Task details:
Print the data exactly as it is given, please.

Provided data:
┌────────
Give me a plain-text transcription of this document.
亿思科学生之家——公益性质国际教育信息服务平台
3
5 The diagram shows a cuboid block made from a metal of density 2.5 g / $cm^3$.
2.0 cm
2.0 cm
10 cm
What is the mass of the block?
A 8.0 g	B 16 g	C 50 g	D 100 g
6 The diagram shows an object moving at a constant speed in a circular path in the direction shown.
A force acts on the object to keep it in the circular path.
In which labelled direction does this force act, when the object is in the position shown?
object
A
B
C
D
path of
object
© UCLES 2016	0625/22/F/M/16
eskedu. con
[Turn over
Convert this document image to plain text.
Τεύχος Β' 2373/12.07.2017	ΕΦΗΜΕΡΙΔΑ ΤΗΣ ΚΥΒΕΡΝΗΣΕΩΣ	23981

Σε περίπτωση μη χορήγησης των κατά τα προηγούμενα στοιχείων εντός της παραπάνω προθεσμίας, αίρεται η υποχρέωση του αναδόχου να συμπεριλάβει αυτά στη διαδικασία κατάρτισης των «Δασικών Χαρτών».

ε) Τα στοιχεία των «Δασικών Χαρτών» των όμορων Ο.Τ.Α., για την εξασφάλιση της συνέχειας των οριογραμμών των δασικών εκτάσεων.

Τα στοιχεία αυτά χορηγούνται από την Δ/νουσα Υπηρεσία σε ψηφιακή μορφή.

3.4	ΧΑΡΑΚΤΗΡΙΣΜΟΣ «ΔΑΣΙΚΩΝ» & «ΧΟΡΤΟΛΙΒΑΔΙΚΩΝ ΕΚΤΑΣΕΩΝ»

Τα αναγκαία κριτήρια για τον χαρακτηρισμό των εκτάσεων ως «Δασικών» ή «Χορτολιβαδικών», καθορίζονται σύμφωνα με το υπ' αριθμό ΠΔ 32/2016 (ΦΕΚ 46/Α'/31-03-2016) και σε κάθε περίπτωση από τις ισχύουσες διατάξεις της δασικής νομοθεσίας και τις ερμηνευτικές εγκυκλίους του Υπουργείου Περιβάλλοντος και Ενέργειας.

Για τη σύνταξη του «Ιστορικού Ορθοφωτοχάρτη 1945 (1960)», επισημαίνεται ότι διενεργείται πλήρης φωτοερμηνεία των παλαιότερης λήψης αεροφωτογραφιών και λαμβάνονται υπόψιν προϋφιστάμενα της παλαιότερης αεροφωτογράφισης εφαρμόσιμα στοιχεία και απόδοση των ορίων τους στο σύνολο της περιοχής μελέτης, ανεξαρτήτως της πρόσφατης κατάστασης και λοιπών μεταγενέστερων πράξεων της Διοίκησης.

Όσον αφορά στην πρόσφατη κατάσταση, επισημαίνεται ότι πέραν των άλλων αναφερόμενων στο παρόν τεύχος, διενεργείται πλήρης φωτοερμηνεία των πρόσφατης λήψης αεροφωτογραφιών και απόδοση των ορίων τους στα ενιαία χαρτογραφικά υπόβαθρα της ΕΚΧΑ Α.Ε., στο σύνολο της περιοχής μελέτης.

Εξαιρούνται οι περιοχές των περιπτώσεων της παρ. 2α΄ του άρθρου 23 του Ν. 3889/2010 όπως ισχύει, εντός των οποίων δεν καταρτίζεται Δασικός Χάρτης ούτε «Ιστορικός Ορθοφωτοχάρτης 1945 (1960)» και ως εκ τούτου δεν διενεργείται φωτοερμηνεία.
└────────
Solution for this problem:
Give me a plain-text transcription of this document.
亿思科学生之家——公益性质国际教育信息服务平台
3
5 The diagram shows a cuboid block made from a metal of density 2.5 g / $cm^3$.
2.0 cm
2.0 cm
10 cm
What is the mass of the block?
A 8.0 g	B 16 g	C 50 g	D 100 g
6 The diagram shows an object moving at a constant speed in a circular path in the direction shown.
A force acts on the object to keep it in the circular path.
In which labelled direction does this force act, when the object is in the position shown?
object
A
B
C
D
path of
object
© UCLES 2016	0625/22/F/M/16
eskedu. con
[Turn over
Convert this document image to plain text.
Τεύχος Β' 2373/12.07.2017	ΕΦΗΜΕΡΙΔΑ ΤΗΣ ΚΥΒΕΡΝΗΣΕΩΣ	23981

Σε περίπτωση μη χορήγησης των κατά τα προηγούμενα στοιχείων εντός της παραπάνω προθεσμίας, αίρεται η υποχρέωση του αναδόχου να συμπεριλάβει αυτά στη διαδικασία κατάρτισης των «Δασικών Χαρτών».

ε) Τα στοιχεία των «Δασικών Χαρτών» των όμορων Ο.Τ.Α., για την εξασφάλιση της συνέχειας των οριογραμμών των δασικών εκτάσεων.

Τα στοιχεία αυτά χορηγούνται από την Δ/νουσα Υπηρεσία σε ψηφιακή μορφή.

3.4	ΧΑΡΑΚΤΗΡΙΣΜΟΣ «ΔΑΣΙΚΩΝ» & «ΧΟΡΤΟΛΙΒΑΔΙΚΩΝ ΕΚΤΑΣΕΩΝ»

Τα αναγκαία κριτήρια για τον χαρακτηρισμό των εκτάσεων ως «Δασικών» ή «Χορτολιβαδικών», καθορίζονται σύμφωνα με το υπ' αριθμό ΠΔ 32/2016 (ΦΕΚ 46/Α'/31-03-2016) και σε κάθε περίπτωση από τις ισχύουσες διατάξεις της δασικής νομοθεσίας και τις ερμηνευτικές εγκυκλίους του Υπουργείου Περιβάλλοντος και Ενέργειας.

Για τη σύνταξη του «Ιστορικού Ορθοφωτοχάρτη 1945 (1960)», επισημαίνεται ότι διενεργείται πλήρης φωτοερμηνεία των παλαιότερης λήψης αεροφωτογραφιών και λαμβάνονται υπόψιν προϋφιστάμενα της παλαιότερης αεροφωτογράφισης εφαρμόσιμα στοιχεία και απόδοση των ορίων τους στο σύνολο της περιοχής μελέτης, ανεξαρτήτως της πρόσφατης κατάστασης και λοιπών μεταγενέστερων πράξεων της Διοίκησης.

Όσον αφορά στην πρόσφατη κατάσταση, επισημαίνεται ότι πέραν των άλλων αναφερόμενων στο παρόν τεύχος, διενεργείται πλήρης φωτοερμηνεία των πρόσφατης λήψης αεροφωτογραφιών και απόδοση των ορίων τους στα ενιαία χαρτογραφικά υπόβαθρα της ΕΚΧΑ Α.Ε., στο σύνολο της περιοχής μελέτης.

Εξαιρούνται οι περιοχές των περιπτώσεων της παρ. 2α΄ του άρθρου 23 του Ν. 3889/2010 όπως ισχύει, εντός των οποίων δεν καταρτίζεται Δασικός Χάρτης ούτε «Ιστορικός Ορθοφωτοχάρτης 1945 (1960)» και ως εκ τούτου δεν διενεργείται φωτοερμηνεία.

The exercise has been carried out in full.